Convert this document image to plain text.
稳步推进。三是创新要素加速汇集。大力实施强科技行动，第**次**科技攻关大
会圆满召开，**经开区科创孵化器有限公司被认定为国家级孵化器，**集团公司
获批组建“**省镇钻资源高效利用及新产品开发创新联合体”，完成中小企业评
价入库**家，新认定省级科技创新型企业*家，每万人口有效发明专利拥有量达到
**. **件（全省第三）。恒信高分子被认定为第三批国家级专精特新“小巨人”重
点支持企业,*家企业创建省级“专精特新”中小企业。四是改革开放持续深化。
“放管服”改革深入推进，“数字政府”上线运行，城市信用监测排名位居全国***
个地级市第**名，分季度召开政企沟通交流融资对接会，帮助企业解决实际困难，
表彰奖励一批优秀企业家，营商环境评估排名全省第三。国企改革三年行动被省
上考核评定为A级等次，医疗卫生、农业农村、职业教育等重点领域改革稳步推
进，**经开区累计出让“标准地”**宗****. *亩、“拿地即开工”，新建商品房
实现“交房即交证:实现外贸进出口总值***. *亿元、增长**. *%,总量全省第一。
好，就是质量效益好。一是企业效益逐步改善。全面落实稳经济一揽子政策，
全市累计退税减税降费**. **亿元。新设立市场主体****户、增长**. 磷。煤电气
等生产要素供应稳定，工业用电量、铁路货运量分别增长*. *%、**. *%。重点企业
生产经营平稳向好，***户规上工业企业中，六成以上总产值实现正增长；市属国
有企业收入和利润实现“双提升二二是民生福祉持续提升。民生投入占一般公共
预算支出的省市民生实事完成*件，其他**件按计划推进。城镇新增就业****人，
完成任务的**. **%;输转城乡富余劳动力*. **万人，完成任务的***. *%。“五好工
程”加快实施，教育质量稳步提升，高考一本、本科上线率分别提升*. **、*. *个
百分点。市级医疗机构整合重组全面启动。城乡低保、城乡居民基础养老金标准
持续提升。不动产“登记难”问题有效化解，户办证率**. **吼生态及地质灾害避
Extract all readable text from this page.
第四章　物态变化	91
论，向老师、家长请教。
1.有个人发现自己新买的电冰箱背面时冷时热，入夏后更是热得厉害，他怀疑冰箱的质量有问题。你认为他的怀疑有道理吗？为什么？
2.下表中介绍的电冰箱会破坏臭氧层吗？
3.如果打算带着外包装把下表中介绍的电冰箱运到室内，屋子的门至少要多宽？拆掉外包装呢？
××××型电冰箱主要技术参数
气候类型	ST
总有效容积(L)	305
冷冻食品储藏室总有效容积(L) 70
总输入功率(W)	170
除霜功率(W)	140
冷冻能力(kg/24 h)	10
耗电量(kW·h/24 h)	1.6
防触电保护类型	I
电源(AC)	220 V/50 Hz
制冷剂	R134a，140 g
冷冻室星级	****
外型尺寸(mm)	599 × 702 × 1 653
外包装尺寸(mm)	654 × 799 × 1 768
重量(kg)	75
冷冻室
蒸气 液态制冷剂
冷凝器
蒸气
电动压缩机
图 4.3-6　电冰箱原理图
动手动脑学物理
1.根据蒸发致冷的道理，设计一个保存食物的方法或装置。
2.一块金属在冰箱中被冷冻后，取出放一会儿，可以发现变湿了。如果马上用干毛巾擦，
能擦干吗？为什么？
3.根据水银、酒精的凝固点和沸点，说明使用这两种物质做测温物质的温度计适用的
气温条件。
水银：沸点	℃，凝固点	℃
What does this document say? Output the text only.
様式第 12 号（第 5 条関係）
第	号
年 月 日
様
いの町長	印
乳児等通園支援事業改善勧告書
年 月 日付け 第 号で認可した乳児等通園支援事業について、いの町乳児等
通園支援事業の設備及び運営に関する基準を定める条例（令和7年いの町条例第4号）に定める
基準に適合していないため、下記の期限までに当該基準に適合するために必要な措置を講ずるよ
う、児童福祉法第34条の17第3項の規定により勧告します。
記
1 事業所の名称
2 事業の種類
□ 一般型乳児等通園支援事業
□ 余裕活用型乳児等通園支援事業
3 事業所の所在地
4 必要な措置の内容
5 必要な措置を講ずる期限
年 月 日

__What this task involves__. Extract all lines as given.

__Result for this exercise__.
Convert this document image to plain text.
稳步推进。三是创新要素加速汇集。大力实施强科技行动，第**次**科技攻关大
会圆满召开，**经开区科创孵化器有限公司被认定为国家级孵化器，**集团公司
获批组建“**省镇钻资源高效利用及新产品开发创新联合体”，完成中小企业评
价入库**家，新认定省级科技创新型企业*家，每万人口有效发明专利拥有量达到
**. **件（全省第三）。恒信高分子被认定为第三批国家级专精特新“小巨人”重
点支持企业,*家企业创建省级“专精特新”中小企业。四是改革开放持续深化。
“放管服”改革深入推进，“数字政府”上线运行，城市信用监测排名位居全国***
个地级市第**名，分季度召开政企沟通交流融资对接会，帮助企业解决实际困难，
表彰奖励一批优秀企业家，营商环境评估排名全省第三。国企改革三年行动被省
上考核评定为A级等次，医疗卫生、农业农村、职业教育等重点领域改革稳步推
进，**经开区累计出让“标准地”**宗****. *亩、“拿地即开工”，新建商品房
实现“交房即交证:实现外贸进出口总值***. *亿元、增长**. *%,总量全省第一。
好，就是质量效益好。一是企业效益逐步改善。全面落实稳经济一揽子政策，
全市累计退税减税降费**. **亿元。新设立市场主体****户、增长**. 磷。煤电气
等生产要素供应稳定，工业用电量、铁路货运量分别增长*. *%、**. *%。重点企业
生产经营平稳向好，***户规上工业企业中，六成以上总产值实现正增长；市属国
有企业收入和利润实现“双提升二二是民生福祉持续提升。民生投入占一般公共
预算支出的省市民生实事完成*件，其他**件按计划推进。城镇新增就业****人，
完成任务的**. **%;输转城乡富余劳动力*. **万人，完成任务的***. *%。“五好工
程”加快实施，教育质量稳步提升，高考一本、本科上线率分别提升*. **、*. *个
百分点。市级医疗机构整合重组全面启动。城乡低保、城乡居民基础养老金标准
持续提升。不动产“登记难”问题有效化解，户办证率**. **吼生态及地质灾害避
Extract all readable text from this page.
第四章　物态变化	91
论，向老师、家长请教。
1.有个人发现自己新买的电冰箱背面时冷时热，入夏后更是热得厉害，他怀疑冰箱的质量有问题。你认为他的怀疑有道理吗？为什么？
2.下表中介绍的电冰箱会破坏臭氧层吗？
3.如果打算带着外包装把下表中介绍的电冰箱运到室内，屋子的门至少要多宽？拆掉外包装呢？
××××型电冰箱主要技术参数
气候类型	ST
总有效容积(L)	305
冷冻食品储藏室总有效容积(L) 70
总输入功率(W)	170
除霜功率(W)	140
冷冻能力(kg/24 h)	10
耗电量(kW·h/24 h)	1.6
防触电保护类型	I
电源(AC)	220 V/50 Hz
制冷剂	R134a，140 g
冷冻室星级	****
外型尺寸(mm)	599 × 702 × 1 653
外包装尺寸(mm)	654 × 799 × 1 768
重量(kg)	75
冷冻室
蒸气 液态制冷剂
冷凝器
蒸气
电动压缩机
图 4.3-6　电冰箱原理图
动手动脑学物理
1.根据蒸发致冷的道理，设计一个保存食物的方法或装置。
2.一块金属在冰箱中被冷冻后，取出放一会儿，可以发现变湿了。如果马上用干毛巾擦，
能擦干吗？为什么？
3.根据水银、酒精的凝固点和沸点，说明使用这两种物质做测温物质的温度计适用的
气温条件。
水银：沸点	℃，凝固点	℃
What does this document say? Output the text only.
様式第 12 号（第 5 条関係）
第	号
年 月 日
様
いの町長	印
乳児等通園支援事業改善勧告書
年 月 日付け 第 号で認可した乳児等通園支援事業について、いの町乳児等
通園支援事業の設備及び運営に関する基準を定める条例（令和7年いの町条例第4号）に定める
基準に適合していないため、下記の期限までに当該基準に適合するために必要な措置を講ずるよ
う、児童福祉法第34条の17第3項の規定により勧告します。
記
1 事業所の名称
2 事業の種類
□ 一般型乳児等通園支援事業
□ 余裕活用型乳児等通園支援事業
3 事業所の所在地
4 必要な措置の内容
5 必要な措置を講ずる期限
年 月 日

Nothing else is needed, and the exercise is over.